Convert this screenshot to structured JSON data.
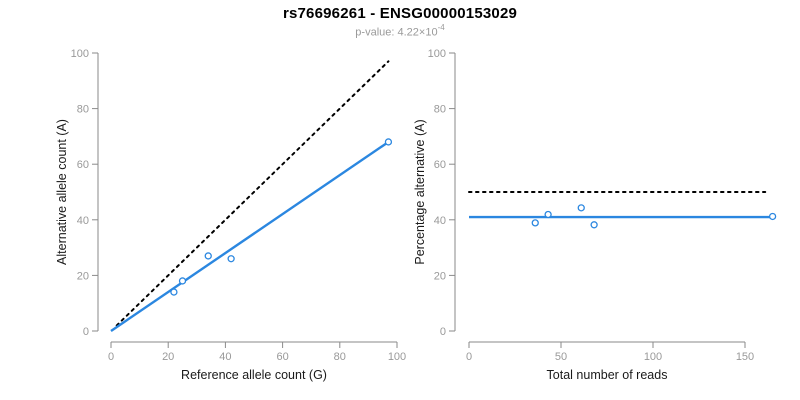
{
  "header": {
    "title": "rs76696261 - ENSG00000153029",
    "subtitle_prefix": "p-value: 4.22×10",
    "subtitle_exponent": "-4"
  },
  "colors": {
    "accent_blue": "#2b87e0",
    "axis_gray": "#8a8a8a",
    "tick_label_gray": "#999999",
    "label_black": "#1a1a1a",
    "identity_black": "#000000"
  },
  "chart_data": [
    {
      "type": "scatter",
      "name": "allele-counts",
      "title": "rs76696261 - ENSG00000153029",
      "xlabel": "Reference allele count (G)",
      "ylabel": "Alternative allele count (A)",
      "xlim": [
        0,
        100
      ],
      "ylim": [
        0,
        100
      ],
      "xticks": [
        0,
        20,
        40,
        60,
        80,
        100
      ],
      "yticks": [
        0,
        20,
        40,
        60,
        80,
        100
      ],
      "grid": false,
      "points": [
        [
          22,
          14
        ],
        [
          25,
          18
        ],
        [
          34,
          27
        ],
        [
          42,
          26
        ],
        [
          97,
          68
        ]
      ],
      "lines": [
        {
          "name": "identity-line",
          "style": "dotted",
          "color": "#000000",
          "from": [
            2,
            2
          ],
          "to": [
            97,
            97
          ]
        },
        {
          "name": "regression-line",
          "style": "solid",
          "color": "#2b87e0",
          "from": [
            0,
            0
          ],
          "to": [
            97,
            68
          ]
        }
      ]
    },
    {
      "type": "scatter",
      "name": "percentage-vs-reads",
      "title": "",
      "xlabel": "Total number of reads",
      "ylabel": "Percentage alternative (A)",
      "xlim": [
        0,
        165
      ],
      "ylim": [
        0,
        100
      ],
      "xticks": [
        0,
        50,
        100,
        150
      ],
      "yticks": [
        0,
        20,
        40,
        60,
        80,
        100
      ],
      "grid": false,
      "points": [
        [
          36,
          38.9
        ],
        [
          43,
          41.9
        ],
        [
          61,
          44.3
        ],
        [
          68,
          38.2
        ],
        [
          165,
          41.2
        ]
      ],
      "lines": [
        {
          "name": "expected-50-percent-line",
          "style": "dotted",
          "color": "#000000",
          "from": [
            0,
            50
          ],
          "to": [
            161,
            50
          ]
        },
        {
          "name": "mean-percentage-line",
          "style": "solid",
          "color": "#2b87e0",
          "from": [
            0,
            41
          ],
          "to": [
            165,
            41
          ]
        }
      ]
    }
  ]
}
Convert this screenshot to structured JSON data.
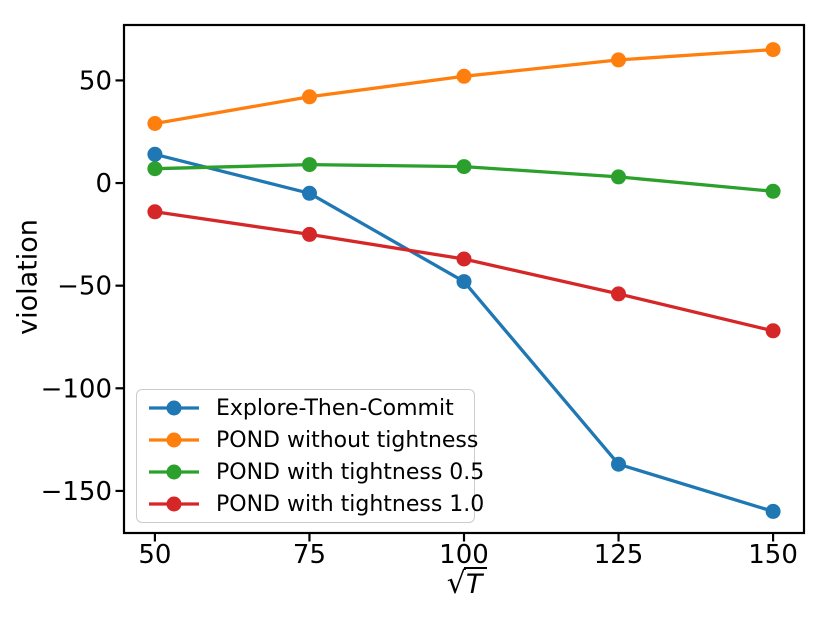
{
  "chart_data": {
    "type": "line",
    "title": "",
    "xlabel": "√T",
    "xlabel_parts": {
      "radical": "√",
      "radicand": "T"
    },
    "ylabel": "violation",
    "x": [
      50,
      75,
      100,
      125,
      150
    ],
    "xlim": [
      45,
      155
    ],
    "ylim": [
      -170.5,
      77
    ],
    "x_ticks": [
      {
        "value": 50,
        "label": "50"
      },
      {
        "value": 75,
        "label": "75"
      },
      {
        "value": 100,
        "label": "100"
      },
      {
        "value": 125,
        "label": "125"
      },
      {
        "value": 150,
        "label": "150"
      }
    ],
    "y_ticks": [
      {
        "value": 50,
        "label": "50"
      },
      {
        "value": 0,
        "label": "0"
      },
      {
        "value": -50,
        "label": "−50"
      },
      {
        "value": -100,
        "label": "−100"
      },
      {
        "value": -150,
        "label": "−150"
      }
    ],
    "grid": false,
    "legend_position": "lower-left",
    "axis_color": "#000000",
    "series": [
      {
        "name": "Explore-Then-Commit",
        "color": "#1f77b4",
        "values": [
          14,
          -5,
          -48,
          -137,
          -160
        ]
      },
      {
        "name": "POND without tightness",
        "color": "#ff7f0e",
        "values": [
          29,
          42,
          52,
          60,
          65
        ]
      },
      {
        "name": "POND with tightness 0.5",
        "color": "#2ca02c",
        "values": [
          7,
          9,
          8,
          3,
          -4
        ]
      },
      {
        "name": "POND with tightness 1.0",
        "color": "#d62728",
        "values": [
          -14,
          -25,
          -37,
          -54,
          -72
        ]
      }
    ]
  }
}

*STATED EXERCISE*:
Exclude the images, then output the data above word for word.

*SOLUTION TO THIS EXERCISE*:
Convert this screenshot to structured JSON data.
{
  "header": {
    "title": "rs76696261 - ENSG00000153029",
    "subtitle_prefix": "p-value: 4.22×10",
    "subtitle_exponent": "-4"
  },
  "colors": {
    "accent_blue": "#2b87e0",
    "axis_gray": "#8a8a8a",
    "tick_label_gray": "#999999",
    "label_black": "#1a1a1a",
    "identity_black": "#000000"
  },
  "chart_data": [
    {
      "type": "scatter",
      "name": "allele-counts",
      "title": "rs76696261 - ENSG00000153029",
      "xlabel": "Reference allele count (G)",
      "ylabel": "Alternative allele count (A)",
      "xlim": [
        0,
        100
      ],
      "ylim": [
        0,
        100
      ],
      "xticks": [
        0,
        20,
        40,
        60,
        80,
        100
      ],
      "yticks": [
        0,
        20,
        40,
        60,
        80,
        100
      ],
      "grid": false,
      "points": [
        [
          22,
          14
        ],
        [
          25,
          18
        ],
        [
          34,
          27
        ],
        [
          42,
          26
        ],
        [
          97,
          68
        ]
      ],
      "lines": [
        {
          "name": "identity-line",
          "style": "dotted",
          "color": "#000000",
          "from": [
            2,
            2
          ],
          "to": [
            97,
            97
          ]
        },
        {
          "name": "regression-line",
          "style": "solid",
          "color": "#2b87e0",
          "from": [
            0,
            0
          ],
          "to": [
            97,
            68
          ]
        }
      ]
    },
    {
      "type": "scatter",
      "name": "percentage-vs-reads",
      "title": "",
      "xlabel": "Total number of reads",
      "ylabel": "Percentage alternative (A)",
      "xlim": [
        0,
        165
      ],
      "ylim": [
        0,
        100
      ],
      "xticks": [
        0,
        50,
        100,
        150
      ],
      "yticks": [
        0,
        20,
        40,
        60,
        80,
        100
      ],
      "grid": false,
      "points": [
        [
          36,
          38.9
        ],
        [
          43,
          41.9
        ],
        [
          61,
          44.3
        ],
        [
          68,
          38.2
        ],
        [
          165,
          41.2
        ]
      ],
      "lines": [
        {
          "name": "expected-50-percent-line",
          "style": "dotted",
          "color": "#000000",
          "from": [
            0,
            50
          ],
          "to": [
            161,
            50
          ]
        },
        {
          "name": "mean-percentage-line",
          "style": "solid",
          "color": "#2b87e0",
          "from": [
            0,
            41
          ],
          "to": [
            165,
            41
          ]
        }
      ]
    }
  ]
}
Convert this screenshot to structured JSON data.
{
  "chart_data": {
    "type": "line",
    "title": "",
    "xlabel": "√T",
    "xlabel_parts": {
      "radical": "√",
      "radicand": "T"
    },
    "ylabel": "violation",
    "x": [
      50,
      75,
      100,
      125,
      150
    ],
    "xlim": [
      45,
      155
    ],
    "ylim": [
      -170.5,
      77
    ],
    "x_ticks": [
      {
        "value": 50,
        "label": "50"
      },
      {
        "value": 75,
        "label": "75"
      },
      {
        "value": 100,
        "label": "100"
      },
      {
        "value": 125,
        "label": "125"
      },
      {
        "value": 150,
        "label": "150"
      }
    ],
    "y_ticks": [
      {
        "value": 50,
        "label": "50"
      },
      {
        "value": 0,
        "label": "0"
      },
      {
        "value": -50,
        "label": "−50"
      },
      {
        "value": -100,
        "label": "−100"
      },
      {
        "value": -150,
        "label": "−150"
      }
    ],
    "grid": false,
    "legend_position": "lower-left",
    "axis_color": "#000000",
    "series": [
      {
        "name": "Explore-Then-Commit",
        "color": "#1f77b4",
        "values": [
          14,
          -5,
          -48,
          -137,
          -160
        ]
      },
      {
        "name": "POND without tightness",
        "color": "#ff7f0e",
        "values": [
          29,
          42,
          52,
          60,
          65
        ]
      },
      {
        "name": "POND with tightness 0.5",
        "color": "#2ca02c",
        "values": [
          7,
          9,
          8,
          3,
          -4
        ]
      },
      {
        "name": "POND with tightness 1.0",
        "color": "#d62728",
        "values": [
          -14,
          -25,
          -37,
          -54,
          -72
        ]
      }
    ]
  }
}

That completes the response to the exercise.